Directive. Extract every line of the entries below that contains the string "surfaces". Treat the match as case-sensitive.

Exercise data.
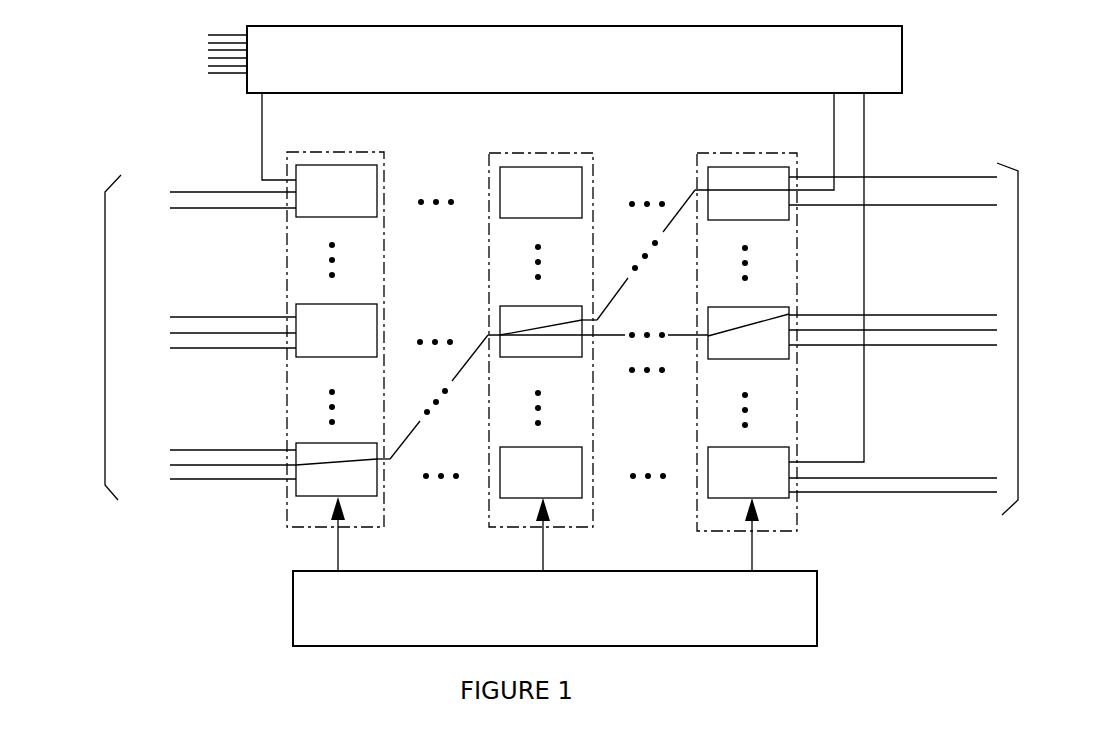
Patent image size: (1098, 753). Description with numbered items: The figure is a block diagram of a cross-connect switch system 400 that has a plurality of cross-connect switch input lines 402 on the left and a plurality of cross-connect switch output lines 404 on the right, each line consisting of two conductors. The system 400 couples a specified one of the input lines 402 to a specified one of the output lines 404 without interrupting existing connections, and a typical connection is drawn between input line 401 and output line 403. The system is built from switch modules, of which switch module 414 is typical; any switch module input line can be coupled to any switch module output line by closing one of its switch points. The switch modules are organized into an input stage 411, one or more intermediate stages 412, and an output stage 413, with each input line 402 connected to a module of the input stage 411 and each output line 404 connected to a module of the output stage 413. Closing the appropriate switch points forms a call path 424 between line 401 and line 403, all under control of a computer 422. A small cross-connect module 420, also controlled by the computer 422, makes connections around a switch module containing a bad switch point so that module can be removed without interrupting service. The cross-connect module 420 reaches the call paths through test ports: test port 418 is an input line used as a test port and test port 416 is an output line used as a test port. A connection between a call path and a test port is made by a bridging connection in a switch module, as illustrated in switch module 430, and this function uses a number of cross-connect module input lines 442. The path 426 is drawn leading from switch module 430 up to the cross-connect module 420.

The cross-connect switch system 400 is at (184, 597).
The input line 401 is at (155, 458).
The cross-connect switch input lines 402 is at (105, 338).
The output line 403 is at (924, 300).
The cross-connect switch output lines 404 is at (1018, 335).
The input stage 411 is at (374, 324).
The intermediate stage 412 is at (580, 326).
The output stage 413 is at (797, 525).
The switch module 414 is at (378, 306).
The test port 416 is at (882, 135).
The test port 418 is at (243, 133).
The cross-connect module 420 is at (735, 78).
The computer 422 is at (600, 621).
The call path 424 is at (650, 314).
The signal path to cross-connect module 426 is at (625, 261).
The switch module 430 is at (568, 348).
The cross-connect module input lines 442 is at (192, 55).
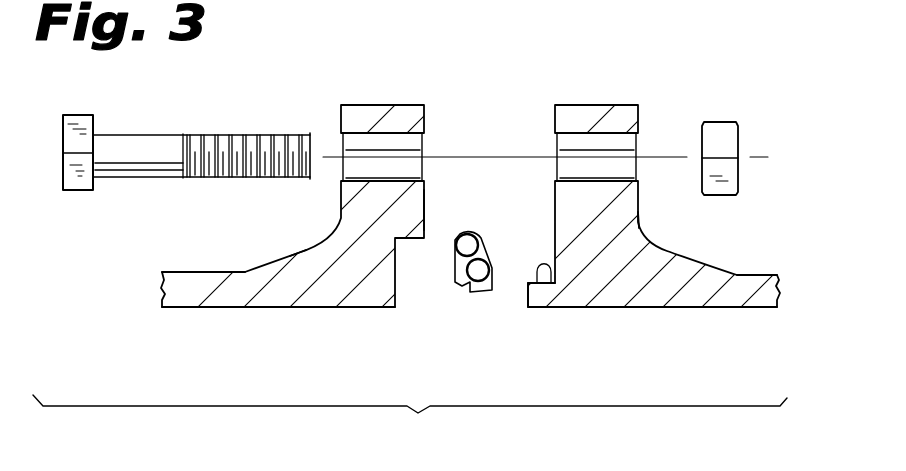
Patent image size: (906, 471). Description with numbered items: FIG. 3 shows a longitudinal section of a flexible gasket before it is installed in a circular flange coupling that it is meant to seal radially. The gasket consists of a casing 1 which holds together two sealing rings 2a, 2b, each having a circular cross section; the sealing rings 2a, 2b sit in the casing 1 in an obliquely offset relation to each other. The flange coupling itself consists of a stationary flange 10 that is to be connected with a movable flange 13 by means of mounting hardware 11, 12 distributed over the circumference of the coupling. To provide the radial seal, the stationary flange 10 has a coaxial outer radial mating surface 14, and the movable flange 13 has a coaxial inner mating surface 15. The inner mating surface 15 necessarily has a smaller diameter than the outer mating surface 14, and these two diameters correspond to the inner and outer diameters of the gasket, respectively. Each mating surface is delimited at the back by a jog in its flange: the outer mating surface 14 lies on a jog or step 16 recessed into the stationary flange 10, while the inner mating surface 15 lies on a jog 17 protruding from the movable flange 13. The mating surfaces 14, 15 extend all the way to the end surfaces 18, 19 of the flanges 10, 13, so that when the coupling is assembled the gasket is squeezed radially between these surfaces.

Answer to the problem.
Patent image size: (906, 471). Description with numbered items: FIG. 3 shows a longitudinal section of a flexible gasket before it is installed in a circular flange coupling that it is meant to seal radially. The gasket consists of a casing 1 which holds together two sealing rings 2a, 2b, each having a circular cross section; the sealing rings 2a, 2b sit in the casing 1 in an obliquely offset relation to each other. The flange coupling itself consists of a stationary flange 10 that is to be connected with a movable flange 13 by means of mounting hardware 11, 12 distributed over the circumference of the coupling. To provide the radial seal, the stationary flange 10 has a coaxial outer radial mating surface 14, and the movable flange 13 has a coaxial inner mating surface 15. The inner mating surface 15 necessarily has a smaller diameter than the outer mating surface 14, and these two diameters correspond to the inner and outer diameters of the gasket, respectively. Each mating surface is delimited at the back by a jog in its flange: the outer mating surface 14 lies on a jog or step 16 recessed into the stationary flange 10, while the inner mating surface 15 lies on a jog 17 protruding from the movable flange 13. The mating surfaces 14, 15 extend all the way to the end surfaces 18, 19 of the flanges 10, 13, so that when the coupling is assembled the gasket is squeezed radially between these surfaces.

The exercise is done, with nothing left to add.